-- TASK TO CARRY OUT --
Tally the lines in the following entries that include the word "asset"; state only the total.

:: DATASET EXCERPTS ::

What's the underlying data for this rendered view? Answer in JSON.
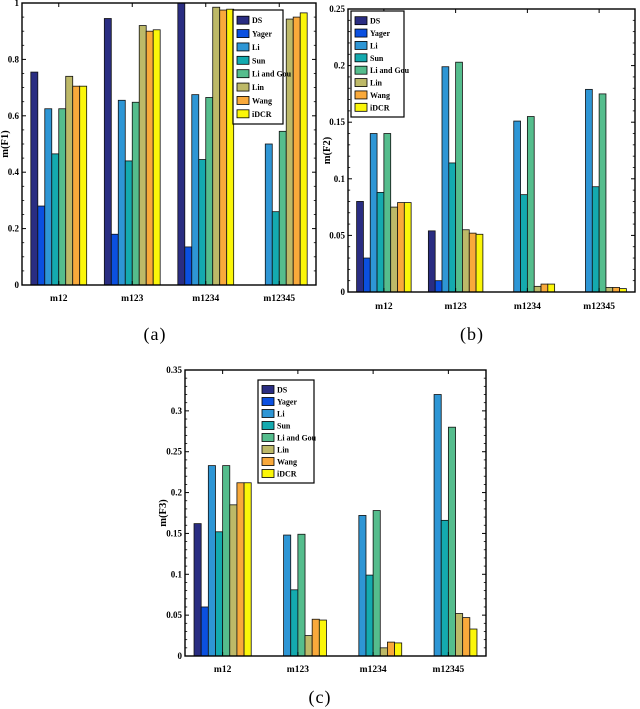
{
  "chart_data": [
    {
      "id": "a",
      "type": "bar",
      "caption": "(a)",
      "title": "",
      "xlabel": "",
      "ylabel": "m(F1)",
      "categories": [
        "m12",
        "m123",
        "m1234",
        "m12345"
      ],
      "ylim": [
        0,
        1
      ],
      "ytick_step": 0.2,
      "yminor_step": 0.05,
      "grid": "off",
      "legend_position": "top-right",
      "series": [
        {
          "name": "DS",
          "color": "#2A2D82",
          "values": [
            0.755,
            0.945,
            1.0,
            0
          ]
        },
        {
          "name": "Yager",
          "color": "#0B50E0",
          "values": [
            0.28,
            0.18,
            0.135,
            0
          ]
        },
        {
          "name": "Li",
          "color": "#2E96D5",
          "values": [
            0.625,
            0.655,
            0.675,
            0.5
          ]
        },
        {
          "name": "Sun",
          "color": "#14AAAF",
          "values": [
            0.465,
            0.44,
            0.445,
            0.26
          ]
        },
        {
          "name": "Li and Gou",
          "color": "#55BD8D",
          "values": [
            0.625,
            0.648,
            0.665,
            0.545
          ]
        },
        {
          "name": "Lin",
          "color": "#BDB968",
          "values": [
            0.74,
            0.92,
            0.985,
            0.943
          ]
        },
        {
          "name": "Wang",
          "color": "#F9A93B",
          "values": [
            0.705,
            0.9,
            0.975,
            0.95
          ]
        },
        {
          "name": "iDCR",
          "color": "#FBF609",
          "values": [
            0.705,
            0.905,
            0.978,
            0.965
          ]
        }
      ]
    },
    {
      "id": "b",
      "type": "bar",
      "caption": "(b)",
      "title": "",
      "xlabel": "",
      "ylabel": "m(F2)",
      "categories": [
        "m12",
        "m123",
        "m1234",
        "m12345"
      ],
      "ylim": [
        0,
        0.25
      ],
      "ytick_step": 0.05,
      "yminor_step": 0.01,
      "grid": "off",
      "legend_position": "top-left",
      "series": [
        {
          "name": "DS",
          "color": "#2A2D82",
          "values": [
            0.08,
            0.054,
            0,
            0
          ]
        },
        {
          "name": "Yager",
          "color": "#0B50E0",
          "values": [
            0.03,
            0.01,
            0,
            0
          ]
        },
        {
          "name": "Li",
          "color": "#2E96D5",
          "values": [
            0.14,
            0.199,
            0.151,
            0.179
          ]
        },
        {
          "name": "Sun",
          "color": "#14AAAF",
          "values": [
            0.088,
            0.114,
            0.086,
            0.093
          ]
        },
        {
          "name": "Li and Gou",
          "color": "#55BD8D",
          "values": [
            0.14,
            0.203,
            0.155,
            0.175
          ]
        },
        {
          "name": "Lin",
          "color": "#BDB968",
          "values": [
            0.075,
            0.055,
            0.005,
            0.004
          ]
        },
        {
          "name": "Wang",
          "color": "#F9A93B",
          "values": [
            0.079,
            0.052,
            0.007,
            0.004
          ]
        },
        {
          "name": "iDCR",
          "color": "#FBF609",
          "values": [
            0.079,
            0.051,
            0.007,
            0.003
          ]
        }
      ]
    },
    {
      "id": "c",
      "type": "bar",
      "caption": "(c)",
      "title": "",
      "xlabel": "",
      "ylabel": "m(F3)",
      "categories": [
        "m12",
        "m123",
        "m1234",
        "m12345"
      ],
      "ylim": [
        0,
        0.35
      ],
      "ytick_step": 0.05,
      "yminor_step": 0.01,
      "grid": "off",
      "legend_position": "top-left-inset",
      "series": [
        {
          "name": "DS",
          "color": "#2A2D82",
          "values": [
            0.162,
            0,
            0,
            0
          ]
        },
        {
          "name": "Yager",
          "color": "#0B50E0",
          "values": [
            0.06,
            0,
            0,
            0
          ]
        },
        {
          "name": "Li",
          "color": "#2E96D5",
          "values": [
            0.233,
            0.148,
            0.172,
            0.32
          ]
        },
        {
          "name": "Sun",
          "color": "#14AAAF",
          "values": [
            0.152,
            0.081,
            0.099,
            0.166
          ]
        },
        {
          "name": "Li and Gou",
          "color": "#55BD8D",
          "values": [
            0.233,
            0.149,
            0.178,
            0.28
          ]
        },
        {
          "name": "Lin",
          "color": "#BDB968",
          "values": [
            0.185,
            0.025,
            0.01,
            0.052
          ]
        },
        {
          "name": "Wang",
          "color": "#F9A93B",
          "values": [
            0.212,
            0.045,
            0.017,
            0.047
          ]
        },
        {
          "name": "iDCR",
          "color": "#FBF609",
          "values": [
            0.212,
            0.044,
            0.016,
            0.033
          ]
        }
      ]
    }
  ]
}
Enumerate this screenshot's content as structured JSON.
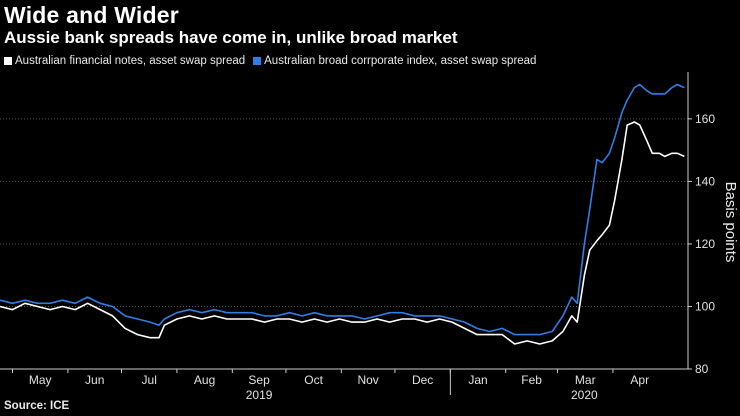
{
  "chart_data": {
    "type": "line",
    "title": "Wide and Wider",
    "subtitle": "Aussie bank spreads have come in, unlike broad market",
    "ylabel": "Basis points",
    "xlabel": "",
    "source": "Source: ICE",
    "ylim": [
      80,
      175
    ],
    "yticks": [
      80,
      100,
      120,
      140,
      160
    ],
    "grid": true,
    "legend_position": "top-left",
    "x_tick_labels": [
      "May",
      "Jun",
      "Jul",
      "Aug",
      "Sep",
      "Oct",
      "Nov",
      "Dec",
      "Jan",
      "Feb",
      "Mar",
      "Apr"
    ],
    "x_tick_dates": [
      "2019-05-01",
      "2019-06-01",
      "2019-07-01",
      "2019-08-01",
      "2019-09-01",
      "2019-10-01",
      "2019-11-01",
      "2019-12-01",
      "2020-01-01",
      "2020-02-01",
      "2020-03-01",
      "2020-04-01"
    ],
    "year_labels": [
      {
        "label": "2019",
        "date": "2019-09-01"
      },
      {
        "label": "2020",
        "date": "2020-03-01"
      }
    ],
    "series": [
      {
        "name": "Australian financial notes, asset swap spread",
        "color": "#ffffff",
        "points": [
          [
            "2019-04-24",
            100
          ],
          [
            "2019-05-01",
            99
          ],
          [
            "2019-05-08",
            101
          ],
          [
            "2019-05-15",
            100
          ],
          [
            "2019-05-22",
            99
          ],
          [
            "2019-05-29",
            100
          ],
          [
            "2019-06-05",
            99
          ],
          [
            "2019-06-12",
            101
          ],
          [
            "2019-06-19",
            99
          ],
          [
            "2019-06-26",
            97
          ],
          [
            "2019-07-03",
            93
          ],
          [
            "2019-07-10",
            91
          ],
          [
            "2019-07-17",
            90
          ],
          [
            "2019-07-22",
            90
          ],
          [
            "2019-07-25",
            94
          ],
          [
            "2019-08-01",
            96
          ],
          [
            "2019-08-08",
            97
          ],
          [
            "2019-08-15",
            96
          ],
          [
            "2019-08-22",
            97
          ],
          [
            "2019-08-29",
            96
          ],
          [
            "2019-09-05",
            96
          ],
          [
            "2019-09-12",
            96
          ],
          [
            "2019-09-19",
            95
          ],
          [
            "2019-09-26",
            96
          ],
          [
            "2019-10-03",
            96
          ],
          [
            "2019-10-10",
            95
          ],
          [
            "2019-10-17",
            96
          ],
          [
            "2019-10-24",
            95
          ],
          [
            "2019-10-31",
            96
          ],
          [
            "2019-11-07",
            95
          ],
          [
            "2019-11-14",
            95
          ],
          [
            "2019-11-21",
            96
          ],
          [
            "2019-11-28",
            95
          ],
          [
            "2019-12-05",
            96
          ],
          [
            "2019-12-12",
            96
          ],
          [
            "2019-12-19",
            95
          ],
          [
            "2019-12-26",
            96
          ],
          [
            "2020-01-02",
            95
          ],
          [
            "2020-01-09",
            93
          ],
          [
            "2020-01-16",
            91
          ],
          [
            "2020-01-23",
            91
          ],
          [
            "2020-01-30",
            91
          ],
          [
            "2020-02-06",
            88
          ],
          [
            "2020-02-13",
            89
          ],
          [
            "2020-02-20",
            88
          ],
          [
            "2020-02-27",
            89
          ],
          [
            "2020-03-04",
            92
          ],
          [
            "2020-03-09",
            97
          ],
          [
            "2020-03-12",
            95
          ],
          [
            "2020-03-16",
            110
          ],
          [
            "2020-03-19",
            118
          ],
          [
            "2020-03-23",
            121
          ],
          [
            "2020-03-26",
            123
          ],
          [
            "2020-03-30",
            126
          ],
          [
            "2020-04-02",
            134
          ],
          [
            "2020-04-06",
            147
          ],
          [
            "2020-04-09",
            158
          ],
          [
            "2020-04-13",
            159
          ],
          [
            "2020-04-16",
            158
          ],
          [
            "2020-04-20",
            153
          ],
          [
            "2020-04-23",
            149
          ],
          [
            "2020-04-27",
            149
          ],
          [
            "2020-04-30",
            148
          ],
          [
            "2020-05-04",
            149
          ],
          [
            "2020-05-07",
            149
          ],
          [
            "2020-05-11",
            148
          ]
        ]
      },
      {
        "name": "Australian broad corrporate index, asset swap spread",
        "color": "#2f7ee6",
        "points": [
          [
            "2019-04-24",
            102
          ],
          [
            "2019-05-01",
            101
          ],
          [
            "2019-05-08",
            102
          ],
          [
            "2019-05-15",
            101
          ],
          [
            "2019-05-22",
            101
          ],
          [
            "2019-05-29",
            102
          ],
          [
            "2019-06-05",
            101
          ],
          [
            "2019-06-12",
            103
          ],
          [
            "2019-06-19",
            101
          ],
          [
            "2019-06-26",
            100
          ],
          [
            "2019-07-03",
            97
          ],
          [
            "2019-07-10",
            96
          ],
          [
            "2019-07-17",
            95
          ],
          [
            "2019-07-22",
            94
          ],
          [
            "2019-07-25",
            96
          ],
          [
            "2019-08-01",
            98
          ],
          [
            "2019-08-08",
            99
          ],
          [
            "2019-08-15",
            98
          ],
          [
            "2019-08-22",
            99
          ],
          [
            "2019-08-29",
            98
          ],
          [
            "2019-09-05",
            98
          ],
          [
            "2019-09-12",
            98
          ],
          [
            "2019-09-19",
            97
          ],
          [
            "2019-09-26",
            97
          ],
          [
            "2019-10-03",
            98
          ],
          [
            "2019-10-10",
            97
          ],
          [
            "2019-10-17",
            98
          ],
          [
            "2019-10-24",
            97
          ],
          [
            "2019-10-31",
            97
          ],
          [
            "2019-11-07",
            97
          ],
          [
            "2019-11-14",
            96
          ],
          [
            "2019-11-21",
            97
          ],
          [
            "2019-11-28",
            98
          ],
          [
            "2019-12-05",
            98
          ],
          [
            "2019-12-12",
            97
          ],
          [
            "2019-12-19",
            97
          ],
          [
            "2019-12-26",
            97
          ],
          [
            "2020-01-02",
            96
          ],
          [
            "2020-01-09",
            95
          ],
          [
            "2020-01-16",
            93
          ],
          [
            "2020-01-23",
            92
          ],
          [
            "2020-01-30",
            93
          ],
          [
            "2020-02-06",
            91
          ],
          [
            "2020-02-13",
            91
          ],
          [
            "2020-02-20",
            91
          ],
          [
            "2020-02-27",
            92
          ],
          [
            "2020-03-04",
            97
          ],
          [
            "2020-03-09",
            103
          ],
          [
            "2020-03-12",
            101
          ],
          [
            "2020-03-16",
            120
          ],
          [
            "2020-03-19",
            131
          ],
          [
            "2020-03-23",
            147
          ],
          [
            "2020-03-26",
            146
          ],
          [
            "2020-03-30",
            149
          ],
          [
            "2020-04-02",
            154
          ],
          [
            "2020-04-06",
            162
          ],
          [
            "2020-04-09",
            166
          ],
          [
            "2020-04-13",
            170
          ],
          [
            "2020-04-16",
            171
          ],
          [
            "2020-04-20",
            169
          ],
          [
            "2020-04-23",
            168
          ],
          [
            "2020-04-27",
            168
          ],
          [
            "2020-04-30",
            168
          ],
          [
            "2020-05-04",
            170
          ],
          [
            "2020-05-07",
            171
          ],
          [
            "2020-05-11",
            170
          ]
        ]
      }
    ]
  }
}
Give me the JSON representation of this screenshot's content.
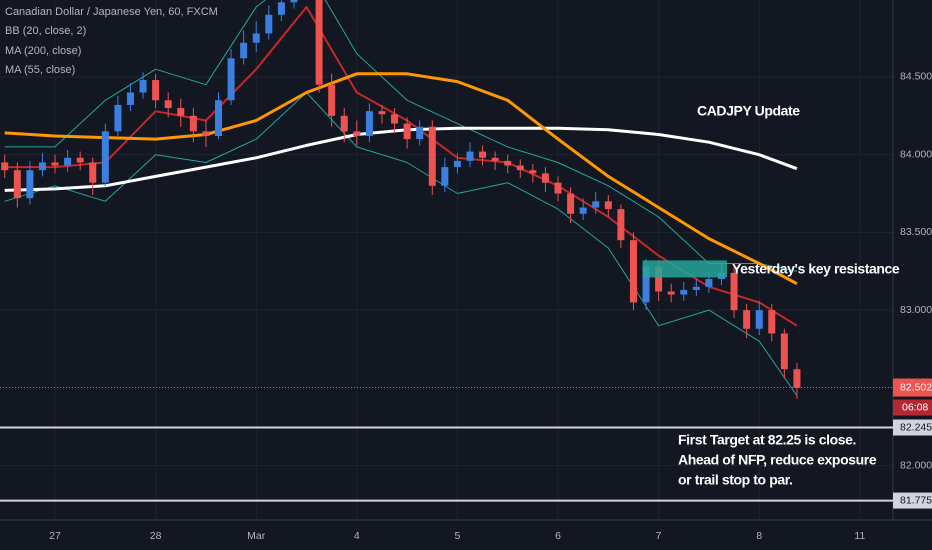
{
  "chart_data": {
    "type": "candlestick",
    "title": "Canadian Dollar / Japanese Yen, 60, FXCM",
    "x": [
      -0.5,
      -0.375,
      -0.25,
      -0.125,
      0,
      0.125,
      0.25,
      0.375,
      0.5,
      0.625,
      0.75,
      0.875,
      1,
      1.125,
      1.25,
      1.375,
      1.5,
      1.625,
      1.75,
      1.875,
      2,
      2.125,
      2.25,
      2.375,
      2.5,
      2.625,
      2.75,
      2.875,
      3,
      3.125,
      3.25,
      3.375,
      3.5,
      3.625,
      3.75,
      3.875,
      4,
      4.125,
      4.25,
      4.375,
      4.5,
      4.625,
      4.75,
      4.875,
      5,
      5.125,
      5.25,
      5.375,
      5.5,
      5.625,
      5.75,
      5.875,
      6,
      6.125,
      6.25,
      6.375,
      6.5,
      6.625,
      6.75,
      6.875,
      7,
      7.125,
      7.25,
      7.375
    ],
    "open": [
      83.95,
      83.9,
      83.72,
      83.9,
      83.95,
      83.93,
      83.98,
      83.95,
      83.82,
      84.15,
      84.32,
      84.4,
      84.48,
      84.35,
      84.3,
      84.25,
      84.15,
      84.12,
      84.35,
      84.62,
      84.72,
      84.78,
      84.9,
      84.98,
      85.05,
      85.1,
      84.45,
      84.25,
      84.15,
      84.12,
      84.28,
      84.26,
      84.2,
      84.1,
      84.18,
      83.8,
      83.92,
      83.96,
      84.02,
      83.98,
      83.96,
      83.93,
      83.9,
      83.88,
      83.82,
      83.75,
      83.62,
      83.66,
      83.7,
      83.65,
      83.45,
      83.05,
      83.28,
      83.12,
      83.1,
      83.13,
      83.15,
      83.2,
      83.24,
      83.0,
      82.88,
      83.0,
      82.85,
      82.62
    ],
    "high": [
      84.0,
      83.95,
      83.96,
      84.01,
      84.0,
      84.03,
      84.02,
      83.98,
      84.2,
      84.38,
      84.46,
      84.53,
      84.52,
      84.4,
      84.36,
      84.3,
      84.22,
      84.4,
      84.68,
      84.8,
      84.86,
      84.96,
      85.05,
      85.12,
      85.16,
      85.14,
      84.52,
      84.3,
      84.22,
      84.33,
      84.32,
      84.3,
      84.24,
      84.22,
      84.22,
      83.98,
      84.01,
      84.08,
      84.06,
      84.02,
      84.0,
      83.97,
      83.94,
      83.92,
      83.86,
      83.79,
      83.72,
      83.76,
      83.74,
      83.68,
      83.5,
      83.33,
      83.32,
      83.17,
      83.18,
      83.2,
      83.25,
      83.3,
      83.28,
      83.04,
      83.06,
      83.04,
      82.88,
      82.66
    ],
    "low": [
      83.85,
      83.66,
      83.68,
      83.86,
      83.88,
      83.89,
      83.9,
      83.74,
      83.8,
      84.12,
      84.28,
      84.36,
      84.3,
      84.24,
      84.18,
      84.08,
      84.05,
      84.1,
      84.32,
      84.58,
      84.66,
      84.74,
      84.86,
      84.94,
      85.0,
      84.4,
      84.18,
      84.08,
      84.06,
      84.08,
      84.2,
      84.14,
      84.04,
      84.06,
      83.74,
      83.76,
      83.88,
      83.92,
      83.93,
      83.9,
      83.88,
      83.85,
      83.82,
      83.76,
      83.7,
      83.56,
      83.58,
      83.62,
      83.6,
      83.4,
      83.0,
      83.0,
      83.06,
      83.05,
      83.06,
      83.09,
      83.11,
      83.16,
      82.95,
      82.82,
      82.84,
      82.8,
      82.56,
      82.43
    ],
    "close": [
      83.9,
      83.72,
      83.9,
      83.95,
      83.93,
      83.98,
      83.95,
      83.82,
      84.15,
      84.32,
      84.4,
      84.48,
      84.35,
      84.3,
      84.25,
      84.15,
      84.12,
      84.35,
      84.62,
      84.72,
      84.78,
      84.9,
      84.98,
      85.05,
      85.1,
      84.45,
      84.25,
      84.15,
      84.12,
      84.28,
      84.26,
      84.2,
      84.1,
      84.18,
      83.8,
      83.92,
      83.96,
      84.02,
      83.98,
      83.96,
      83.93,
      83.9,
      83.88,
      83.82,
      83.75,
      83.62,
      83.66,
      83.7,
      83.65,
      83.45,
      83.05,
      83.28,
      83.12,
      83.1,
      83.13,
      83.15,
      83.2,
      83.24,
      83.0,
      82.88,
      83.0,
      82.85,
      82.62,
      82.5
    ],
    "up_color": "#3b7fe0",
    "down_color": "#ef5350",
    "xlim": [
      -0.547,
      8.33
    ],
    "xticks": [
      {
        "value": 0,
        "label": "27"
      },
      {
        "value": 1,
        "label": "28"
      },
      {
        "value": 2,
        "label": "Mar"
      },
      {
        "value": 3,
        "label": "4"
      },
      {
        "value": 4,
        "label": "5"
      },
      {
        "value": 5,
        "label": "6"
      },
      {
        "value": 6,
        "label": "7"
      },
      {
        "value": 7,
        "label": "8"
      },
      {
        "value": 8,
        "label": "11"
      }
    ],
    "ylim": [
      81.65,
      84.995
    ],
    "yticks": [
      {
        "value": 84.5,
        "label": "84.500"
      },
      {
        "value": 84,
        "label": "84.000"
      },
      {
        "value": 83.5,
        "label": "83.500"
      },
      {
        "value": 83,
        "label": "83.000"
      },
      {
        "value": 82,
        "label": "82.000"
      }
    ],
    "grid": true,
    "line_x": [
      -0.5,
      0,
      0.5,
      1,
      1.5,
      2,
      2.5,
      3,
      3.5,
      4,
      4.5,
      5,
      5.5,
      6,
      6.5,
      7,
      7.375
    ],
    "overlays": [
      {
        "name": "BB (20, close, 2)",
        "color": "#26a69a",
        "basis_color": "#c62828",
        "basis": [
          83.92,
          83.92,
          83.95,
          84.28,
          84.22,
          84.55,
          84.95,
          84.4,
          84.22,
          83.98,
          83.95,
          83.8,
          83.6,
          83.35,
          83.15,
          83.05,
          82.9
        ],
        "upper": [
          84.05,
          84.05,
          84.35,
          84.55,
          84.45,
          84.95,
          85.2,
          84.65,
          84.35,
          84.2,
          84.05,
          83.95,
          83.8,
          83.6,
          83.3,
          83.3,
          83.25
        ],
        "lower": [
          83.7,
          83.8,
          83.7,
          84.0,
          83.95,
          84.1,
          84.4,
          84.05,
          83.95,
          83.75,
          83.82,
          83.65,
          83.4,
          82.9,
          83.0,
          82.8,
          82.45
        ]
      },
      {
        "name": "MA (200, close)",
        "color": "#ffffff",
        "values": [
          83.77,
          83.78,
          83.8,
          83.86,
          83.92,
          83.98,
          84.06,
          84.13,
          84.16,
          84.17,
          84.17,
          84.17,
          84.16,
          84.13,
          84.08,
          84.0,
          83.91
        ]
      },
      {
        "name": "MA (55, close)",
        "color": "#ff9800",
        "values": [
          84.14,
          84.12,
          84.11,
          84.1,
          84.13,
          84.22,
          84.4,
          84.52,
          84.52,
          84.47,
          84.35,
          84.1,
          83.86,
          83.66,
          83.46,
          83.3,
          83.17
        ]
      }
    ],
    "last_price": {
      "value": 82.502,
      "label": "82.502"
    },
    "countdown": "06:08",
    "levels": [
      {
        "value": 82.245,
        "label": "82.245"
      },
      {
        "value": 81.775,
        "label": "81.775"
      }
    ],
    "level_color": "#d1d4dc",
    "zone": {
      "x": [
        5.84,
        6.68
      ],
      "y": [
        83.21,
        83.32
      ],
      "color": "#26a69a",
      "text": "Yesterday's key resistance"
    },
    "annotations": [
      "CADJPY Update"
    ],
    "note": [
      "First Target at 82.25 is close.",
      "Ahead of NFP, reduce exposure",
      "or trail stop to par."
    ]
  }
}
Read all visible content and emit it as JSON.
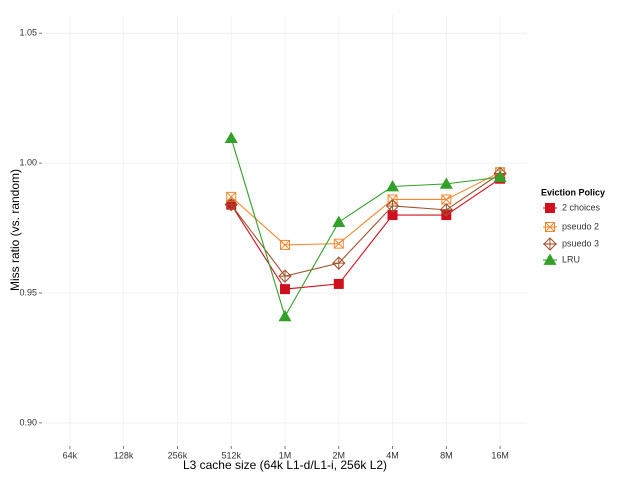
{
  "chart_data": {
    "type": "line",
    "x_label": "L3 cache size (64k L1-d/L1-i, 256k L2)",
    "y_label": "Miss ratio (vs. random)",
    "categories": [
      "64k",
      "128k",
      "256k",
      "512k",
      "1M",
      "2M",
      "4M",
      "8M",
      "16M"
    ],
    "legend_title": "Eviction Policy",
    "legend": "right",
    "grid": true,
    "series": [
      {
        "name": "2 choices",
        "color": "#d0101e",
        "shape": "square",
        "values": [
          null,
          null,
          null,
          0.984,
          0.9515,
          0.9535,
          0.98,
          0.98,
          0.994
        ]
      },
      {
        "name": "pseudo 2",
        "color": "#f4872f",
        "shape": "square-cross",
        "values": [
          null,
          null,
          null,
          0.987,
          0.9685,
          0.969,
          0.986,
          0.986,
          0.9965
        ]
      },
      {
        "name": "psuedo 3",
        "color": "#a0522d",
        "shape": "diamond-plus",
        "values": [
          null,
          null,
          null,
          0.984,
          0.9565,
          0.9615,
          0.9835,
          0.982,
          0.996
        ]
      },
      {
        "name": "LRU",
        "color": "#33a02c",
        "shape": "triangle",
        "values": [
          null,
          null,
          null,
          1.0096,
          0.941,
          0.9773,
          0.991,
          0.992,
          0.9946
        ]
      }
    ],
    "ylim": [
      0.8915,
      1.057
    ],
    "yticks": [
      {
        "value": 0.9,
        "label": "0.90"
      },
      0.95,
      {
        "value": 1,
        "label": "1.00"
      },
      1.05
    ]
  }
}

:::

-- TASK OUTPUT --
2